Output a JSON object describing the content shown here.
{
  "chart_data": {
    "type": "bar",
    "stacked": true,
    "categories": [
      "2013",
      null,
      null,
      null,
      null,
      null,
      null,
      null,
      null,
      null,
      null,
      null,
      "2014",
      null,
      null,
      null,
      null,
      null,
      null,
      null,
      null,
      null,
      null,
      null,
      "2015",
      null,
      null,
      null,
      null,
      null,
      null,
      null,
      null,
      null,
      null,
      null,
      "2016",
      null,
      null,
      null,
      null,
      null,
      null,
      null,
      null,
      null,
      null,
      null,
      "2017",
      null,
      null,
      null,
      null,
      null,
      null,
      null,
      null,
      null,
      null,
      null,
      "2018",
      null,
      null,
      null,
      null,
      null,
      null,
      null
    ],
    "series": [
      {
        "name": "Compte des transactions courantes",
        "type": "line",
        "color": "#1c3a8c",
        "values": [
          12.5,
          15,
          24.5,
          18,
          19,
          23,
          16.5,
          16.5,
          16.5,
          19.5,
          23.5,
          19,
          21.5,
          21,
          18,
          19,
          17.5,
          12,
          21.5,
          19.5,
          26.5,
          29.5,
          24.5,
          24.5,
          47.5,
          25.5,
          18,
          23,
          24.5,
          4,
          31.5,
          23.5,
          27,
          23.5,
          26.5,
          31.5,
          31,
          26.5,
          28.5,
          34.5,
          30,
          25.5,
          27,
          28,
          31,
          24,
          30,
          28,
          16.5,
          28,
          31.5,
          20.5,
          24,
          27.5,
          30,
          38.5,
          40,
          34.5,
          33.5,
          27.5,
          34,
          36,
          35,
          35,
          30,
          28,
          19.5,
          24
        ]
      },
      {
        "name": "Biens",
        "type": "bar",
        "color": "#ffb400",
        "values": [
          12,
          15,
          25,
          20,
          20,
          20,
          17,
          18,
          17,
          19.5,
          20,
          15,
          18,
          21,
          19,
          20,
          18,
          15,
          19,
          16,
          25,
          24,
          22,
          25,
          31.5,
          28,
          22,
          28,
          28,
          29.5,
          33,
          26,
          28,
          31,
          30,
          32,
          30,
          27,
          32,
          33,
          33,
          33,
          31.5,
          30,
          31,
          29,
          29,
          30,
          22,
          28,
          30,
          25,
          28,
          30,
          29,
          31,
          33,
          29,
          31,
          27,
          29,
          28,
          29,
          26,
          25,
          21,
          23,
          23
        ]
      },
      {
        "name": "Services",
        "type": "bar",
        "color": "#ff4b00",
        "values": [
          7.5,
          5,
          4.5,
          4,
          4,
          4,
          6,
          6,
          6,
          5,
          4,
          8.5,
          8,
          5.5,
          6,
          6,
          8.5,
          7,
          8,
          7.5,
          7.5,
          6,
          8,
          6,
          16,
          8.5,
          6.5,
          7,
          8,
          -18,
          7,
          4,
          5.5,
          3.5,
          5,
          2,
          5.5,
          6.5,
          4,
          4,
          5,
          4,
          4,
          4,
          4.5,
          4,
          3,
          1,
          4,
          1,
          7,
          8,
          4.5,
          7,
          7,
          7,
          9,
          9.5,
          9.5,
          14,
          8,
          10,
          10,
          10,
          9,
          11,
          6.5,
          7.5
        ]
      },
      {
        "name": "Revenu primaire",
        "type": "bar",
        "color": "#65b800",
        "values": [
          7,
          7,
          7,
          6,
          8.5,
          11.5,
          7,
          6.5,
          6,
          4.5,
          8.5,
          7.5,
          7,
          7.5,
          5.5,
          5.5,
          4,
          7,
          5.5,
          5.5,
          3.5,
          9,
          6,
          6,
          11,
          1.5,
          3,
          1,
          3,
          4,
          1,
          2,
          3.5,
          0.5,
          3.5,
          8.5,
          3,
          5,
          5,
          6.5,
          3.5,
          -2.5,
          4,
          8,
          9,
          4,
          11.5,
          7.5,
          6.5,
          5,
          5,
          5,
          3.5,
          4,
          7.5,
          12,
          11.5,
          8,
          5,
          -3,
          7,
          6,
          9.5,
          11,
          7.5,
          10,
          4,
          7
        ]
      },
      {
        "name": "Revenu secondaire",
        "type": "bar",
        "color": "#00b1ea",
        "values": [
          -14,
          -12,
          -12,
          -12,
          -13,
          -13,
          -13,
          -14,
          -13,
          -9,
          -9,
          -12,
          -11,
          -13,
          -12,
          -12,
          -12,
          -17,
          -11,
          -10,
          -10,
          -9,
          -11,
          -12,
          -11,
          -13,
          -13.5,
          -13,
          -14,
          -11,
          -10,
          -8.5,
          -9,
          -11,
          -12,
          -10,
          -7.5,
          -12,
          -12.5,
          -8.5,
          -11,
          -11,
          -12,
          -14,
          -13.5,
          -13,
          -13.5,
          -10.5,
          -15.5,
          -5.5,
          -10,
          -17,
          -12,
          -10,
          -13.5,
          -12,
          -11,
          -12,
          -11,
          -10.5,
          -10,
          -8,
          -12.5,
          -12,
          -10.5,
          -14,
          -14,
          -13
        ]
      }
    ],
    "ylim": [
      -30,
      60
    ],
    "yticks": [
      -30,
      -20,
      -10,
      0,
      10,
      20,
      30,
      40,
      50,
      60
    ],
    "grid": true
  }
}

=-=-=

§ Prompt:
Check the records above line by line and tally those holding the string "Revenu". Answer with the number only.

§ Solution for this problem:
2